DOCUMENT EXTRACT →
[start]
1677 De Rossi Large Original Antique Map of Denmark & Sweden, Schleswig Holstein

Cartographer :Giovanni Giacomo de Rossi

  • Title : Regno di Danimarca Diuiso nelle Sue due Iutlandie Cioe settentrionale in quattro Diocesi Et Australe, e` il Ducato di...Gio Giacomo De Rossi....L Anno 1677
  • Date : 1677
  • Size: 22 1/2in x 18in (575mm x 460mm)
  • Ref #:  50610
  • Condition: (A) Very Good Condition

Description:
A beautiful and quite scarce original 1677 antique map of Denmark and southern Sweden, was engraved in 1677 - dated in the title - and was published in the 1692 edition of de Rossi's world atlas Mercurio Geografico

General Definitions:
Paper thickness and quality: - Heavy and stable
Paper color : - off white
Age of map color: - Early
Colors used: - Yellow, green, blue, pink
General color appearance: - Authentic
Paper size: - 22 1/2in x 18in (575mm x 460mm)
[end]
GIVEN INFORMATION →
[start]
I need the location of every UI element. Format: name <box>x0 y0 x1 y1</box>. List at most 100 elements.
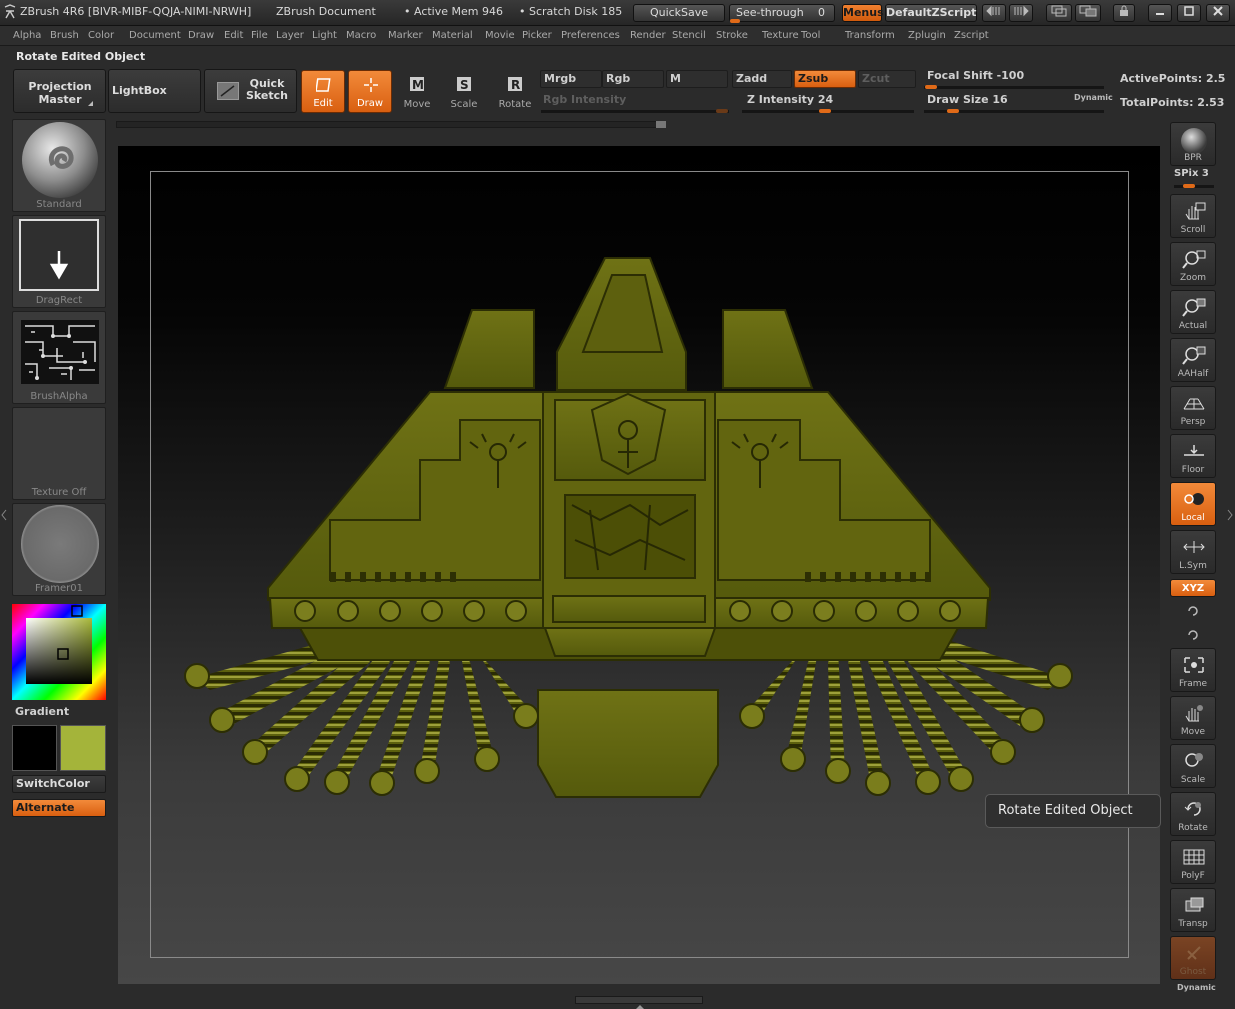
[end]
List every color the map listing gives as used on the map. The data is separate from the map listing.

Yellow, green, blue, pink